[Saved entries]
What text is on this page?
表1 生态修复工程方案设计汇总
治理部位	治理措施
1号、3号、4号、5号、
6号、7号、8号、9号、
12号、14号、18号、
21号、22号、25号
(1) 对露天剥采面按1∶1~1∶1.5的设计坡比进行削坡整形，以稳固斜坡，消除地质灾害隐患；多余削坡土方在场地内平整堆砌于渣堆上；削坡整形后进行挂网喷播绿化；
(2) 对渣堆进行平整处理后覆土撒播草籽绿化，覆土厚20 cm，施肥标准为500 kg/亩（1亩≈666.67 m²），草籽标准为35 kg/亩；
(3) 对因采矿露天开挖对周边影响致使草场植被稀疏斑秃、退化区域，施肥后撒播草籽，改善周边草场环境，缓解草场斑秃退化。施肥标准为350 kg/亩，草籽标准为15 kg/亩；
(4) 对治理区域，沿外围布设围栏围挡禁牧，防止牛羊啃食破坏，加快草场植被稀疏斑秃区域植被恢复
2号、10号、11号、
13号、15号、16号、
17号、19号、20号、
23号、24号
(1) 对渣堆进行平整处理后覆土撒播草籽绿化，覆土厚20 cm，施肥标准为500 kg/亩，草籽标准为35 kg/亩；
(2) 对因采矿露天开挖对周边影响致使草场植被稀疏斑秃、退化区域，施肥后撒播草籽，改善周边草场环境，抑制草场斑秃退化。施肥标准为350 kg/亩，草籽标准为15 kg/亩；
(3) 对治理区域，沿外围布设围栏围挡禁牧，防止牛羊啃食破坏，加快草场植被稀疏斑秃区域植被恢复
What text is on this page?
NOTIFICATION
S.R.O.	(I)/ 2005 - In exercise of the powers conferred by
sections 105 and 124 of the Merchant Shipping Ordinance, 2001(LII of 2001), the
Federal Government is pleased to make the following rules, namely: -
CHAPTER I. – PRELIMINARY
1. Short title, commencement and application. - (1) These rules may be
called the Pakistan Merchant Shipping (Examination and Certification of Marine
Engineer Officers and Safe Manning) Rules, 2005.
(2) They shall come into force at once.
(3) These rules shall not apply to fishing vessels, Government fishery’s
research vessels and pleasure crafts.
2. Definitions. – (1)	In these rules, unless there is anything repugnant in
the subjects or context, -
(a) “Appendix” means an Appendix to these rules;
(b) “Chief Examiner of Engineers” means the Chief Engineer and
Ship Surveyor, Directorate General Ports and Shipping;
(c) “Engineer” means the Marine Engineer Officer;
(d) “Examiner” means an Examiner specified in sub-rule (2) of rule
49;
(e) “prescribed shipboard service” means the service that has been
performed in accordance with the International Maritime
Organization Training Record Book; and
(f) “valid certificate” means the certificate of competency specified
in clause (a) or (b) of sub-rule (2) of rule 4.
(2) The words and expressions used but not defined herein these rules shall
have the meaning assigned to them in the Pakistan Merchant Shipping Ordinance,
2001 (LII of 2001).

### THE EXERCISE:
Repeat the listing above without any change.

### SOLVED EXERCISE:
What text is on this page?
表1 生态修复工程方案设计汇总
治理部位	治理措施
1号、3号、4号、5号、
6号、7号、8号、9号、
12号、14号、18号、
21号、22号、25号
(1) 对露天剥采面按1∶1~1∶1.5的设计坡比进行削坡整形，以稳固斜坡，消除地质灾害隐患；多余削坡土方在场地内平整堆砌于渣堆上；削坡整形后进行挂网喷播绿化；
(2) 对渣堆进行平整处理后覆土撒播草籽绿化，覆土厚20 cm，施肥标准为500 kg/亩（1亩≈666.67 m²），草籽标准为35 kg/亩；
(3) 对因采矿露天开挖对周边影响致使草场植被稀疏斑秃、退化区域，施肥后撒播草籽，改善周边草场环境，缓解草场斑秃退化。施肥标准为350 kg/亩，草籽标准为15 kg/亩；
(4) 对治理区域，沿外围布设围栏围挡禁牧，防止牛羊啃食破坏，加快草场植被稀疏斑秃区域植被恢复
2号、10号、11号、
13号、15号、16号、
17号、19号、20号、
23号、24号
(1) 对渣堆进行平整处理后覆土撒播草籽绿化，覆土厚20 cm，施肥标准为500 kg/亩，草籽标准为35 kg/亩；
(2) 对因采矿露天开挖对周边影响致使草场植被稀疏斑秃、退化区域，施肥后撒播草籽，改善周边草场环境，抑制草场斑秃退化。施肥标准为350 kg/亩，草籽标准为15 kg/亩；
(3) 对治理区域，沿外围布设围栏围挡禁牧，防止牛羊啃食破坏，加快草场植被稀疏斑秃区域植被恢复
What text is on this page?
NOTIFICATION
S.R.O.	(I)/ 2005 - In exercise of the powers conferred by
sections 105 and 124 of the Merchant Shipping Ordinance, 2001(LII of 2001), the
Federal Government is pleased to make the following rules, namely: -
CHAPTER I. – PRELIMINARY
1. Short title, commencement and application. - (1) These rules may be
called the Pakistan Merchant Shipping (Examination and Certification of Marine
Engineer Officers and Safe Manning) Rules, 2005.
(2) They shall come into force at once.
(3) These rules shall not apply to fishing vessels, Government fishery’s
research vessels and pleasure crafts.
2. Definitions. – (1)	In these rules, unless there is anything repugnant in
the subjects or context, -
(a) “Appendix” means an Appendix to these rules;
(b) “Chief Examiner of Engineers” means the Chief Engineer and
Ship Surveyor, Directorate General Ports and Shipping;
(c) “Engineer” means the Marine Engineer Officer;
(d) “Examiner” means an Examiner specified in sub-rule (2) of rule
49;
(e) “prescribed shipboard service” means the service that has been
performed in accordance with the International Maritime
Organization Training Record Book; and
(f) “valid certificate” means the certificate of competency specified
in clause (a) or (b) of sub-rule (2) of rule 4.
(2) The words and expressions used but not defined herein these rules shall
have the meaning assigned to them in the Pakistan Merchant Shipping Ordinance,
2001 (LII of 2001).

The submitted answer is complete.